> _Records for the task_
┏━━
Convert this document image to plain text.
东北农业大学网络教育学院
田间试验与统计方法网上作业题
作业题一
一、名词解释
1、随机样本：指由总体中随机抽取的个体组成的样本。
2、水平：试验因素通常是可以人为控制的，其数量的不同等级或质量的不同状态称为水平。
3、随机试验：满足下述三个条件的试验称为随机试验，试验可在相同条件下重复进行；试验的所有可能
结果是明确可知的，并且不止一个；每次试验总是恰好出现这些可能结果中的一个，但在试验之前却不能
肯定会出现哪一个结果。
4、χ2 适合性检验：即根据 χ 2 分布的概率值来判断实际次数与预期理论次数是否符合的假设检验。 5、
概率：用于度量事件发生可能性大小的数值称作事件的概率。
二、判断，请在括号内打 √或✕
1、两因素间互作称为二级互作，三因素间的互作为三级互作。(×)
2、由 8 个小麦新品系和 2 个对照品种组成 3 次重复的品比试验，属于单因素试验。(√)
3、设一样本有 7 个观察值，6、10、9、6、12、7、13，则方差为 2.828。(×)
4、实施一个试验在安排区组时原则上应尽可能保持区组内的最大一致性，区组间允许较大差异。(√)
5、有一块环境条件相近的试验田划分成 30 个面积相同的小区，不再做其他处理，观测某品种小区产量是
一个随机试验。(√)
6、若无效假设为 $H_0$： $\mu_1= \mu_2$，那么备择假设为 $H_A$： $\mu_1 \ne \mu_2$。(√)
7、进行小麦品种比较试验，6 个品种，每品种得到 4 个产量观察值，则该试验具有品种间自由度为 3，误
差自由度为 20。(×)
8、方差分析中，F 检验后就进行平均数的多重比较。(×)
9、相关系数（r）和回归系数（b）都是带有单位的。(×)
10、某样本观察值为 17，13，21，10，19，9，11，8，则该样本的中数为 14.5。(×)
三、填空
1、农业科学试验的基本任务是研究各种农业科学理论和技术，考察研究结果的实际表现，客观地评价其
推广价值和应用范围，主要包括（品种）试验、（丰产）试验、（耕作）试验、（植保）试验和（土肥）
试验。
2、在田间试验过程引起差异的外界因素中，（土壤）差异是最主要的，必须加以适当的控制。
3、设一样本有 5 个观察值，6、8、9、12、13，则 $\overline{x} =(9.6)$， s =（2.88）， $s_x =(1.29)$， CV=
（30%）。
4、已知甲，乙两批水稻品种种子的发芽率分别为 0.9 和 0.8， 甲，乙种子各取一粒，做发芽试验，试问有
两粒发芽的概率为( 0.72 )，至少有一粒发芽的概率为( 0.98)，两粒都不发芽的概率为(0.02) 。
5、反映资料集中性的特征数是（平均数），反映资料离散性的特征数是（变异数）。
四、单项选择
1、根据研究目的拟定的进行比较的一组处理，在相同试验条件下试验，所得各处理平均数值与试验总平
┗━━
┏━━
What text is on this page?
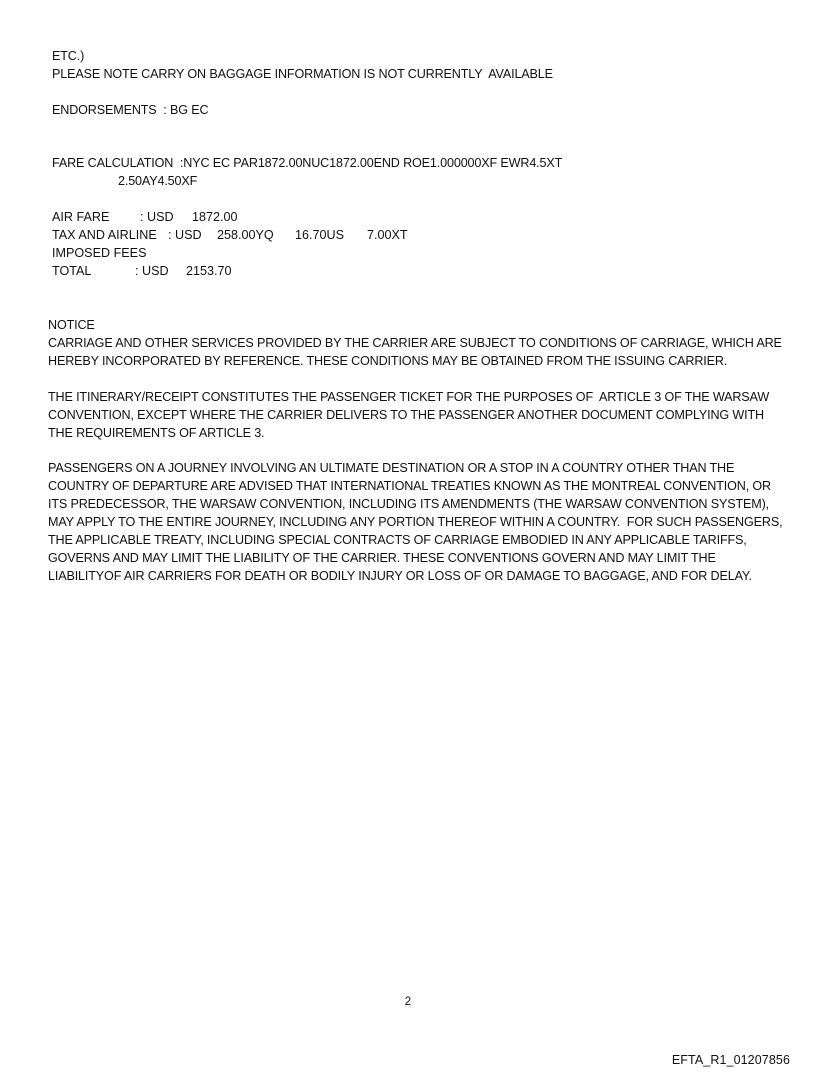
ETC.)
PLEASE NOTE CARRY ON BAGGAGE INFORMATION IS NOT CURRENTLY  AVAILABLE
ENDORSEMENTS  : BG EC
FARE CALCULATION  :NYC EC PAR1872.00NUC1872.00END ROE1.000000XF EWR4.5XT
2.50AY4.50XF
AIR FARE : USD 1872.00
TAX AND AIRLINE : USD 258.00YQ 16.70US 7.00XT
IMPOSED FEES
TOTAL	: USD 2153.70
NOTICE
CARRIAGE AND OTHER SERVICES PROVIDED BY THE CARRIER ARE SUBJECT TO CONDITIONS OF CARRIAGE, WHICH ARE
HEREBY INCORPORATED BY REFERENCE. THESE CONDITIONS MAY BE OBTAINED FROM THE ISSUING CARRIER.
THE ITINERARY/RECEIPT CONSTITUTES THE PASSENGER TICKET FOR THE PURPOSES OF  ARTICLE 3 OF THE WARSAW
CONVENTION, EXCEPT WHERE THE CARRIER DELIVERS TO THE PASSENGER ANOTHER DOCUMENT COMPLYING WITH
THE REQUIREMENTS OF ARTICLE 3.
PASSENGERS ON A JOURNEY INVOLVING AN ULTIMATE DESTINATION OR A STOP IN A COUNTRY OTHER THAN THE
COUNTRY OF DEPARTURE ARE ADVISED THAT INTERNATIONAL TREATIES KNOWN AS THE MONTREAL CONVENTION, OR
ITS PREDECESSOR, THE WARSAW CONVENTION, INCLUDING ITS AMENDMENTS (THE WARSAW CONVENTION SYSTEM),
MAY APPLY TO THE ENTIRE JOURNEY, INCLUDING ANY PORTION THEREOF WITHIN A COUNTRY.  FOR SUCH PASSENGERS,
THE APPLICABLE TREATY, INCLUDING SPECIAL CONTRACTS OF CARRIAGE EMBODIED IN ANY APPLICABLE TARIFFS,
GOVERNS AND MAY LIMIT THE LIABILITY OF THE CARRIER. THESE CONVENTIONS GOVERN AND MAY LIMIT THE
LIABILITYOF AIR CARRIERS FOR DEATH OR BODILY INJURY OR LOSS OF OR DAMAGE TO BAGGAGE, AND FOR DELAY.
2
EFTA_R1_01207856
┗━━
> _Task requirements_
Count the lines of the data that contain the string "PASSENGERS", and reply with that number alone.

> _Completed exercise_
2